(Items listed in a dataset)
══════════════════════════════

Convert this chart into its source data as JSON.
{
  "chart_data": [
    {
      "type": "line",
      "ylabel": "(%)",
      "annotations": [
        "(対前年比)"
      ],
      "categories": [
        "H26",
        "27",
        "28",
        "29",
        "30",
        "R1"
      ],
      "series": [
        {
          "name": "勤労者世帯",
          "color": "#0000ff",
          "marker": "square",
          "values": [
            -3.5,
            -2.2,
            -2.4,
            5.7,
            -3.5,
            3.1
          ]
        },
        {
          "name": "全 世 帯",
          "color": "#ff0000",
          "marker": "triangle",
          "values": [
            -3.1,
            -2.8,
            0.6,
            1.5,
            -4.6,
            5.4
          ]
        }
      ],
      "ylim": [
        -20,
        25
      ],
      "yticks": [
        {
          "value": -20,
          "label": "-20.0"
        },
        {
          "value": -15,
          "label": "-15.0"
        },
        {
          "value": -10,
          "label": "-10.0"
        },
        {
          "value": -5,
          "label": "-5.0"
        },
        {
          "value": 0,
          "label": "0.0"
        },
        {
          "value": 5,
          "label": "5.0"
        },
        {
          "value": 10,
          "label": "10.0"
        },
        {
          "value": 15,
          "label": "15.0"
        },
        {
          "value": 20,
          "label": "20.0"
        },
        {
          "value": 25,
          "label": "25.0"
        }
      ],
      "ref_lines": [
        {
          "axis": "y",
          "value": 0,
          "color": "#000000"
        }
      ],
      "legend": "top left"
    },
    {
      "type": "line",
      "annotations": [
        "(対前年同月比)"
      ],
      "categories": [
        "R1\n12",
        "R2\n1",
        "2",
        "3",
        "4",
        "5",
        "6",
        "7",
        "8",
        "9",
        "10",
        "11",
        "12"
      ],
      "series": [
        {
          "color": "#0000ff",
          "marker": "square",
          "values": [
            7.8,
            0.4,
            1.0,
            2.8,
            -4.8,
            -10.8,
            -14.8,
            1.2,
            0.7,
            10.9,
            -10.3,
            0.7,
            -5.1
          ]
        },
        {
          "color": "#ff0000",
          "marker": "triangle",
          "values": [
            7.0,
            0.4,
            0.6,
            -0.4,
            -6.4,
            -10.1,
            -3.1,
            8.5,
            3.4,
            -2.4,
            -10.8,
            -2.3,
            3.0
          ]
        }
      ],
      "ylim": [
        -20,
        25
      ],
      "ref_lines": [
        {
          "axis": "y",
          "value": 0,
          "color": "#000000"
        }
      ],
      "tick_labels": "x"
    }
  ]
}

══════════════════════════════

* _The request_
Write out all the data again, exactly as it appears.

* _Response_
Convert this chart into its source data as JSON.
{
  "chart_data": [
    {
      "type": "line",
      "ylabel": "(%)",
      "annotations": [
        "(対前年比)"
      ],
      "categories": [
        "H26",
        "27",
        "28",
        "29",
        "30",
        "R1"
      ],
      "series": [
        {
          "name": "勤労者世帯",
          "color": "#0000ff",
          "marker": "square",
          "values": [
            -3.5,
            -2.2,
            -2.4,
            5.7,
            -3.5,
            3.1
          ]
        },
        {
          "name": "全 世 帯",
          "color": "#ff0000",
          "marker": "triangle",
          "values": [
            -3.1,
            -2.8,
            0.6,
            1.5,
            -4.6,
            5.4
          ]
        }
      ],
      "ylim": [
        -20,
        25
      ],
      "yticks": [
        {
          "value": -20,
          "label": "-20.0"
        },
        {
          "value": -15,
          "label": "-15.0"
        },
        {
          "value": -10,
          "label": "-10.0"
        },
        {
          "value": -5,
          "label": "-5.0"
        },
        {
          "value": 0,
          "label": "0.0"
        },
        {
          "value": 5,
          "label": "5.0"
        },
        {
          "value": 10,
          "label": "10.0"
        },
        {
          "value": 15,
          "label": "15.0"
        },
        {
          "value": 20,
          "label": "20.0"
        },
        {
          "value": 25,
          "label": "25.0"
        }
      ],
      "ref_lines": [
        {
          "axis": "y",
          "value": 0,
          "color": "#000000"
        }
      ],
      "legend": "top left"
    },
    {
      "type": "line",
      "annotations": [
        "(対前年同月比)"
      ],
      "categories": [
        "R1\n12",
        "R2\n1",
        "2",
        "3",
        "4",
        "5",
        "6",
        "7",
        "8",
        "9",
        "10",
        "11",
        "12"
      ],
      "series": [
        {
          "color": "#0000ff",
          "marker": "square",
          "values": [
            7.8,
            0.4,
            1.0,
            2.8,
            -4.8,
            -10.8,
            -14.8,
            1.2,
            0.7,
            10.9,
            -10.3,
            0.7,
            -5.1
          ]
        },
        {
          "color": "#ff0000",
          "marker": "triangle",
          "values": [
            7.0,
            0.4,
            0.6,
            -0.4,
            -6.4,
            -10.1,
            -3.1,
            8.5,
            3.4,
            -2.4,
            -10.8,
            -2.3,
            3.0
          ]
        }
      ],
      "ylim": [
        -20,
        25
      ],
      "ref_lines": [
        {
          "axis": "y",
          "value": 0,
          "color": "#000000"
        }
      ],
      "tick_labels": "x"
    }
  ]
}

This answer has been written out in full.